▸ **Texte fourni**:

Telles sont les raisons des quatre éléments employés dans l'eau bénite pour la consécration et la réconciliation des églises. Sans plus de détail, ces courtes explications suffisent pour te confirmer dans la pensée que l'Église, ta mère et la mienne, ne fait rien sans bons motifs ; que son culte est le plus riche symbolisme qui ait jamais existé, et que les critiques dont il peut être l'objet prouvent mathématiquement l'ignorance de ceux qui les font.
Au reste, tout ce que je viens de dire des éléments de la première espèce d'eau bénite, est nettement exprimé dans les magnifiques prières de l'Église. Richesse de fond et beauté de forme, tout se réunit dans ces chefs-d'oeuvre liturgiques, qu'une éducation absurde prend à tâche d'ensevelir dans un coupable oubli.

▸ **Consigne 1**: Recopiez mot pour mot l'intégralité du texte sur l'eau bénite.
Le texte et les enregistrements n'ont aucun rapport entre eux.

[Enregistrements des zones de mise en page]
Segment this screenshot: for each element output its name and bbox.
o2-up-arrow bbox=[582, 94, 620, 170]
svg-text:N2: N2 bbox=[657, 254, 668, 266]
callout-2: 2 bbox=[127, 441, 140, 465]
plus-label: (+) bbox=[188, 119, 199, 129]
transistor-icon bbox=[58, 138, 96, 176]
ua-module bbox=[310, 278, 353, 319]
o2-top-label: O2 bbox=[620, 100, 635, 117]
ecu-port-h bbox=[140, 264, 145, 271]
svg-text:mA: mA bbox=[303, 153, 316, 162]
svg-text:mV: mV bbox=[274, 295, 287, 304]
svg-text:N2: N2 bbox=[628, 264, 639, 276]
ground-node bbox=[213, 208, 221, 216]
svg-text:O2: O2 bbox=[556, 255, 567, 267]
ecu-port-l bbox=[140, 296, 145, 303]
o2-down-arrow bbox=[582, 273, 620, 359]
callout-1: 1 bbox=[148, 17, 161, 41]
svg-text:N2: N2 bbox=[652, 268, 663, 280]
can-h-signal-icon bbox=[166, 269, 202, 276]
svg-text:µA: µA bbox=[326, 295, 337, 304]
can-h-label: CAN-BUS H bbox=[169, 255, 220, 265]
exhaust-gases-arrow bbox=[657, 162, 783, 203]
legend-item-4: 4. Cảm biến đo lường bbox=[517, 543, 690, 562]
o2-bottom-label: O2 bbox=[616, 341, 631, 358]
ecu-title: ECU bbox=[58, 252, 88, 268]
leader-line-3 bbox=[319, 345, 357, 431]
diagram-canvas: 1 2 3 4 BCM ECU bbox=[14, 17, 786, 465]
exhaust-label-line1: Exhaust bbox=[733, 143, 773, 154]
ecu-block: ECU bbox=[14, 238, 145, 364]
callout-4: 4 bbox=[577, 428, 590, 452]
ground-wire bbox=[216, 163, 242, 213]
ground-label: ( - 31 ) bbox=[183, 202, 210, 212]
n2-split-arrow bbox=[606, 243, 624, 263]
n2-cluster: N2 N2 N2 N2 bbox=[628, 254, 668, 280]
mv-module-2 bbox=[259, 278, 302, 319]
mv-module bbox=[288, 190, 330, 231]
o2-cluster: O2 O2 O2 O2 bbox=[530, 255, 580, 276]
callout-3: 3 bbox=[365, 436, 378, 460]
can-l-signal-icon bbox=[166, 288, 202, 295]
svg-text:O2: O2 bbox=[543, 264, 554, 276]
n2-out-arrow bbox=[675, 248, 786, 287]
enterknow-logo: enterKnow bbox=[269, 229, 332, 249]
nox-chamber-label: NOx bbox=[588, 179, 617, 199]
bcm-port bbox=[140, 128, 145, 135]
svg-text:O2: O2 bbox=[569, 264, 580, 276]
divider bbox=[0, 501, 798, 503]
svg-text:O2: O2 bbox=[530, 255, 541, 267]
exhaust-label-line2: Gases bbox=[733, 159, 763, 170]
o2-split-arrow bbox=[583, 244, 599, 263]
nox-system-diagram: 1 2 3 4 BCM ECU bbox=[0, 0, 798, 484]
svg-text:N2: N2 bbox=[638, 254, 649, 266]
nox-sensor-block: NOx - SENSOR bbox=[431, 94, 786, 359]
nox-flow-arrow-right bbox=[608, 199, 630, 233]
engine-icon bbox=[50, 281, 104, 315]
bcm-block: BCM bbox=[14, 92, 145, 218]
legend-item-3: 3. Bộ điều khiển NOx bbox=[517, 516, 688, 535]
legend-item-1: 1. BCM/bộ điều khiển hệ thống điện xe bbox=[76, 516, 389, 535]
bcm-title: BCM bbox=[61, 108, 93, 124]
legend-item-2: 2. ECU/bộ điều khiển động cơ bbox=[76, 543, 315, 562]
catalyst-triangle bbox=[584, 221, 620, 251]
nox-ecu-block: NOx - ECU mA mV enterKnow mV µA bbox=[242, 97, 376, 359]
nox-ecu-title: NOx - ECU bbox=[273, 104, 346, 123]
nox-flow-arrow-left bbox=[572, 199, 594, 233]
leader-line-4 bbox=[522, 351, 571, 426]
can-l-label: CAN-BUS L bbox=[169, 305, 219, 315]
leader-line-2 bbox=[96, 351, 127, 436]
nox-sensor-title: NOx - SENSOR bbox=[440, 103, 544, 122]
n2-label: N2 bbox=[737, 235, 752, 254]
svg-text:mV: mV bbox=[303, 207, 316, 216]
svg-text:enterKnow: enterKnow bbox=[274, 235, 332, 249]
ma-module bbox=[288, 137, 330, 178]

▸ **Consigne 2**: Extrayez des enregistrements chaque ligne contenant la chaîne "SENSOR".

▸ **Réponse rédigée 1**:
Telles sont les raisons des quatre éléments employés dans l'eau bénite pour la consécration et la réconciliation des églises. Sans plus de détail, ces courtes explications suffisent pour te confirmer dans la pensée que l'Église, ta mère et la mienne, ne fait rien sans bons motifs ; que son culte est le plus riche symbolisme qui ait jamais existé, et que les critiques dont il peut être l'objet prouvent mathématiquement l'ignorance de ceux qui les font.
Au reste, tout ce que je viens de dire des éléments de la première espèce d'eau bénite, est nettement exprimé dans les magnifiques prières de l'Église. Richesse de fond et beauté de forme, tout se réunit dans ces chefs-d'oeuvre liturgiques, qu'une éducation absurde prend à tâche d'ensevelir dans un coupable oubli.

▸ **Réponse rédigée 2**:
nox-sensor-block: NOx - SENSOR bbox=[431, 94, 786, 359]
nox-sensor-title: NOx - SENSOR bbox=[440, 103, 544, 122]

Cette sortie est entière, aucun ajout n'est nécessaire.